Activity ->
Revise the interview transcript from "Speaker 2:37, yeah, 37" to "Oh yeah absolutely.", replacing "math" with "arithmetic" throughout that passage.

Source document ->

=== Section Start ===

Speaker 2:I've had some great ones over the years, but I think this will be a really good one.
Speaker 1:How old is your son? Oh gosh, he was born in 88. So he will be 37 this year. No 30. 1988, 25. 37.
Speaker 2:Yeah, 37.
Speaker 2:37, yeah, 37 yeah, you got it right the first time I did. I see, your math isn't all as bad as you thought it was, is it? No, and that was one thing that I realized when I was selling or trying to sell our bond. Like, my math is fine when I need it. Yeah, you know, I, I convinced myself, you know that I just couldn't learn it. You know da-da-da-da-da. And that was one of the things I gained from doing that little aspect in my life. And I want to put a plug out, if that's okay. Oh yeah absolutely.
Speaker 2:I'd like to put a plug out to the Woven National Women's group of veterans. Women Veteran Network is basically like the acronym or whatever, but the word woven, it keeps us. We're all entwined together in our lives, especially veterans, in a very unique way and they offer peer support, training, but they also keep us connected, keep us woven, and I mean I have friends in North Carolina that I've never met. They're all over the United States. In fact, june 7th, woven is having a women recognition opportunity because it's on a Saturday and so we do like Woven birthday celebrations on a Saturday, like from 10 to 2. And you don't have to be a member, you can just get on and you just go to wovenorg, w-o-v-e-norg and all the information. Just keep doing all the drop-downs and you'll find the information you need to become a member or to get hooked up with a buddy.

=== Section End ===

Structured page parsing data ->
=== Section Start ===

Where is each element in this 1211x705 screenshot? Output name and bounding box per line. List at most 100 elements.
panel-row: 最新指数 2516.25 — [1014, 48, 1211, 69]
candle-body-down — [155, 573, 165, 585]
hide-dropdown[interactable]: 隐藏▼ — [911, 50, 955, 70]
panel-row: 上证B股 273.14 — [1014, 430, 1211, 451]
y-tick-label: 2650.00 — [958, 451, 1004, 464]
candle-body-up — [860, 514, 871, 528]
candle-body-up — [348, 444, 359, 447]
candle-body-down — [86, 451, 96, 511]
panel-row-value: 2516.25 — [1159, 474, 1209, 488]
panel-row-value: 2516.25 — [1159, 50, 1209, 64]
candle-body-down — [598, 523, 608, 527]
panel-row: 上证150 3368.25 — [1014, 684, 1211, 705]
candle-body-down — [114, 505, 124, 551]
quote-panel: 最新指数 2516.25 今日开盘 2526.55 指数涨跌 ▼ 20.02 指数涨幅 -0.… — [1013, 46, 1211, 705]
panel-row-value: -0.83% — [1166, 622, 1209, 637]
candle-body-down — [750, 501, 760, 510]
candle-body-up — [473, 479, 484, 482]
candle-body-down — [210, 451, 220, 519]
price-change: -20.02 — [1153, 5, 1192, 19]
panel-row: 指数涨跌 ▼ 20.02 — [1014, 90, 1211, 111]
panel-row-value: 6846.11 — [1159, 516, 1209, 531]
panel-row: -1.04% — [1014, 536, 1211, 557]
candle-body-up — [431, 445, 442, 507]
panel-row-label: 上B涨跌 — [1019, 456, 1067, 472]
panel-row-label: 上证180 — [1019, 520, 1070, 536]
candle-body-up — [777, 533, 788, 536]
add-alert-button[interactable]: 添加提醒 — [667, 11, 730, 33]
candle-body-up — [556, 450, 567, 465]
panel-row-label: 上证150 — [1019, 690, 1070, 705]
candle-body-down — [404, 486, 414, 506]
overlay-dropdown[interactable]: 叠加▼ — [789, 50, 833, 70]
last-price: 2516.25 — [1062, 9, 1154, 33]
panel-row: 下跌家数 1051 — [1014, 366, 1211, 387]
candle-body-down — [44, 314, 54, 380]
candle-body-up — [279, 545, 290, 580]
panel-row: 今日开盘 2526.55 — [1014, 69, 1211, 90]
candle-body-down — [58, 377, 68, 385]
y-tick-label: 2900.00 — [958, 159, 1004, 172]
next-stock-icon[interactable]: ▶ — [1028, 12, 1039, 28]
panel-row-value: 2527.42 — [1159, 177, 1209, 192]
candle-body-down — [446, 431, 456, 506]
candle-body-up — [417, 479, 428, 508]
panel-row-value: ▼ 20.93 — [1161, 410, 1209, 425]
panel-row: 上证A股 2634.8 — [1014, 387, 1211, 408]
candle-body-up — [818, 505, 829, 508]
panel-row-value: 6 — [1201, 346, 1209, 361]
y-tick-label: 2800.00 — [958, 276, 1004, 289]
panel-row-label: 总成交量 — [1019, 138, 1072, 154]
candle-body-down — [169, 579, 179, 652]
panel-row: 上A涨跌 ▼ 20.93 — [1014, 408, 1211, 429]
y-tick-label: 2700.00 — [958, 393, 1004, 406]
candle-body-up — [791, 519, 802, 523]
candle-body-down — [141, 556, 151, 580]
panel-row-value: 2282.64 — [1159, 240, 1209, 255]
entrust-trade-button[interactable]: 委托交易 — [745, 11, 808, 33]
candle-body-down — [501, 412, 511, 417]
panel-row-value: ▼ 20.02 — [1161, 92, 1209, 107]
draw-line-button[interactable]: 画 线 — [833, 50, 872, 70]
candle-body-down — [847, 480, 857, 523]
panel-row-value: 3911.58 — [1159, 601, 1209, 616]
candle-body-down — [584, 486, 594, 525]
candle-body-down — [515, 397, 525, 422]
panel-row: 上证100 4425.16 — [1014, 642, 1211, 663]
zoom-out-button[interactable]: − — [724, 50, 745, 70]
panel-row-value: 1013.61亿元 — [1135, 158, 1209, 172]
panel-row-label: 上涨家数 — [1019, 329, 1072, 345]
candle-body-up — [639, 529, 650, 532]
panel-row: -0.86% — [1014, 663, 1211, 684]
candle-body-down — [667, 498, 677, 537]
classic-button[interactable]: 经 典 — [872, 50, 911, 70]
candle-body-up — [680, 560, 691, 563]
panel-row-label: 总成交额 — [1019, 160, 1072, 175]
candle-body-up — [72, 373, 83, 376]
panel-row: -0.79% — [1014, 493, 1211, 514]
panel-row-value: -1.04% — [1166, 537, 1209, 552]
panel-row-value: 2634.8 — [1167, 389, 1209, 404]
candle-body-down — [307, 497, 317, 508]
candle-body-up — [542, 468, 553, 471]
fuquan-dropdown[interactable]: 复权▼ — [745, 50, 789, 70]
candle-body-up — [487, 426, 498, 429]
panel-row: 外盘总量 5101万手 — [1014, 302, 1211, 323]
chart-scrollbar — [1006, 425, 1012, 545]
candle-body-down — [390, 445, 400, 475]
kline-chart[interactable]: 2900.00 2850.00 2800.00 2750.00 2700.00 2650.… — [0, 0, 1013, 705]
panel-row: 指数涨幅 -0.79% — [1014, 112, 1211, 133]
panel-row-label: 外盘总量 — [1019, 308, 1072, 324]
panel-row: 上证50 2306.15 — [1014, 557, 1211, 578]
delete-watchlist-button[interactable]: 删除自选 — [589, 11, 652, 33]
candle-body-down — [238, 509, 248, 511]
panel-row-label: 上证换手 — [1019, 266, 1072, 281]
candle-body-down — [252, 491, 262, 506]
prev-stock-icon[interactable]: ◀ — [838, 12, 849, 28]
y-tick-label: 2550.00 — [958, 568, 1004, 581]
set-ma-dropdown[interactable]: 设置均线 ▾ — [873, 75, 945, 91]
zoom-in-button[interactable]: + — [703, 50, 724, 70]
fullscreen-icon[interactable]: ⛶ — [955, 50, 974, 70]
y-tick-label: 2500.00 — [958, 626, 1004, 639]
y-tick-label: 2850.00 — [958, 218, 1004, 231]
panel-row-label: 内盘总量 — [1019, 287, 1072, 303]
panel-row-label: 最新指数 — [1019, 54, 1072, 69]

=== Section End ===

Response for this exercise ->
Speaker 2:37, yeah, 37 yeah, you got it right the first time I did. I see, your arithmetic isn't all as bad as you thought it was, is it? No, and that was one thing that I realized when I was selling or trying to sell our bond. Like, my arithmetic is fine when I need it. Yeah, you know, I, I convinced myself, you know that I just couldn't learn it. You know da-da-da-da-da. And that was one of the things I gained from doing that little aspect in my life. And I want to put a plug out, if that's okay. Oh yeah absolutely.